→ Aim of the exercise: Please reproduce the scorecard tip's passage from "We’re smarter together." to "Manager (6,895 Views)", copying it word for word.

→ Page:
(begin)

We’re smarter together. Learn from this collection of community knowledge and add your expertise.

Tip: How to build a scorecard using Credit Scoring for SAS® Enterprise Miner™

by Super Contributor on ‎05-26-2015 01:51 AM - edited on ‎01-06-2016 01:35 PM by Community Manager (6,895 Views)

Credit scorecards have been the standard model for credit scoring because they are easy to interpret and enable you to easily score new data that is, calculate a credit score for new customers. This tip walks you through the basic steps to build a credit scorecard developed using Credit Scoring for SAS® Enterprise Miner™ and is the first in a series of tips that I will be posting on credit scoring.

 

Building a Scorecard

The nodes in the basic flow diagram to build a credit scorecard are: Input Data Source, Data Partition, Interactive Grouping, and Scorecard.  For this example you can use the German Credit data set available in the Help menu of SAS Enterprise Miner. Click on Help->Generate Sample Data Source -> German Credit.  This data set has a binary target good_bad that indicates whether a customer defaulted on his monthly payments (designated with the value 'BAD'), as well as several other variables related to demographics and credit bureau that serve as inputs, or characteristics, .

(end)

→ Raw records:
(begin)

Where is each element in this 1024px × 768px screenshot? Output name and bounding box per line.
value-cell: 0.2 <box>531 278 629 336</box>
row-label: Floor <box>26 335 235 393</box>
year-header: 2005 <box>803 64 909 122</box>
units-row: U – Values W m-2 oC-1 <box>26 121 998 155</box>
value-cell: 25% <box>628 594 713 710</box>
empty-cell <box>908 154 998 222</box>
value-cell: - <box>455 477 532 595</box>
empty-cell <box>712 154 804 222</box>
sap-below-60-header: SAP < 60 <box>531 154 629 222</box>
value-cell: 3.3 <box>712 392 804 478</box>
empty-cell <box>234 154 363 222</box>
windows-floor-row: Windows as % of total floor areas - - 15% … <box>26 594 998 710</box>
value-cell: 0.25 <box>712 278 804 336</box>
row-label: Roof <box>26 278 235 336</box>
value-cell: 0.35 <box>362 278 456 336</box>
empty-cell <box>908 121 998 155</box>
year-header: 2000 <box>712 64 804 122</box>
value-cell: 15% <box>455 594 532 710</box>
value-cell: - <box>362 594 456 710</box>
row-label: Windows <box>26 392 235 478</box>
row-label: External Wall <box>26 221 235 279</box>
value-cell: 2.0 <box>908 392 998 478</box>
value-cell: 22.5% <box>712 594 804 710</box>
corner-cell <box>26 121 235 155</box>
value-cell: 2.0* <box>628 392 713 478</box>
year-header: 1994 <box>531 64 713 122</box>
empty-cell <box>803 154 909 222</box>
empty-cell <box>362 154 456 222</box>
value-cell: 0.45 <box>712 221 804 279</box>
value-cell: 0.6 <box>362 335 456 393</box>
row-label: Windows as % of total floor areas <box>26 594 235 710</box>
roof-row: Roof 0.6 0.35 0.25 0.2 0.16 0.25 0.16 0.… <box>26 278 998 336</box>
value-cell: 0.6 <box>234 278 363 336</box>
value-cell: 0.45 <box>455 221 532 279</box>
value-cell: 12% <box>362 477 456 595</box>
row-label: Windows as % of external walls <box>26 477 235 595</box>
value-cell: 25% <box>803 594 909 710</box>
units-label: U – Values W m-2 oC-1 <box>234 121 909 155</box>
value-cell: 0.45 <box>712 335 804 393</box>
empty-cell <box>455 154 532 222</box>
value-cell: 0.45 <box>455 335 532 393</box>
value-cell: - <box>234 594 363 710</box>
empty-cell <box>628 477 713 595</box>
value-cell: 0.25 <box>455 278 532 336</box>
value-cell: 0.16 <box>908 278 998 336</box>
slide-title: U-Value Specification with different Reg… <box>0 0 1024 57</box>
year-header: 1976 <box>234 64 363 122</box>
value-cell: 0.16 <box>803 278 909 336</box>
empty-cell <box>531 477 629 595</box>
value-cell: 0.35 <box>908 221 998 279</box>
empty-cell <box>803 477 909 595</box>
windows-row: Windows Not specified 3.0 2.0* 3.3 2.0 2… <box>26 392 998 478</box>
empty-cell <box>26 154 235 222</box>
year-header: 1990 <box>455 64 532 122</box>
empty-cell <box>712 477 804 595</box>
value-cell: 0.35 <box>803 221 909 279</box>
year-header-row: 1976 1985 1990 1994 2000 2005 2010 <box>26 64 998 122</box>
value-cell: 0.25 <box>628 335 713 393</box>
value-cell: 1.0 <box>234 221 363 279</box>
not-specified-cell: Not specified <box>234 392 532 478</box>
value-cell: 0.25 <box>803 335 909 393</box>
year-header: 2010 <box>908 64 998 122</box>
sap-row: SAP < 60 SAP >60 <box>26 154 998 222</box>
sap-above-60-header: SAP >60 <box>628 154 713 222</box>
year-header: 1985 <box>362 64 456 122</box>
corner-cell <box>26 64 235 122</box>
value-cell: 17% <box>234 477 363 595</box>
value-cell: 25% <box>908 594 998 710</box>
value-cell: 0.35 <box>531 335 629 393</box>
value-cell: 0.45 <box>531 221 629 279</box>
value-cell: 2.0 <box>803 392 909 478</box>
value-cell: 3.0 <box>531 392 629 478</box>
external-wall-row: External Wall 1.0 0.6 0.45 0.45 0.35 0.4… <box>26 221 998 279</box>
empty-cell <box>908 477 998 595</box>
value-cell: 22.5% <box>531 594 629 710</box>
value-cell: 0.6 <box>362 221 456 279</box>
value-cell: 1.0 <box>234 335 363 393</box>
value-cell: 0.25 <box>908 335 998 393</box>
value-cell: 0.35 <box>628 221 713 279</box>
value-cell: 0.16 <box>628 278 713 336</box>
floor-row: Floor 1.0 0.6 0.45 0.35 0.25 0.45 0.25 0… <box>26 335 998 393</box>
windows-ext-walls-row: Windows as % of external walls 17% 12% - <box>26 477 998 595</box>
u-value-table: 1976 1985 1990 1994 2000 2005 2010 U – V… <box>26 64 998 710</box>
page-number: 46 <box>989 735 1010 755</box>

(end)

→ Full answer:
We’re smarter together. Learn from this collection of community knowledge and add your expertise.

Tip: How to build a scorecard using Credit Scoring for SAS® Enterprise Miner™

by Super Contributor on ‎05-26-2015 01:51 AM - edited on ‎01-06-2016 01:35 PM by Community Manager (6,895 Views)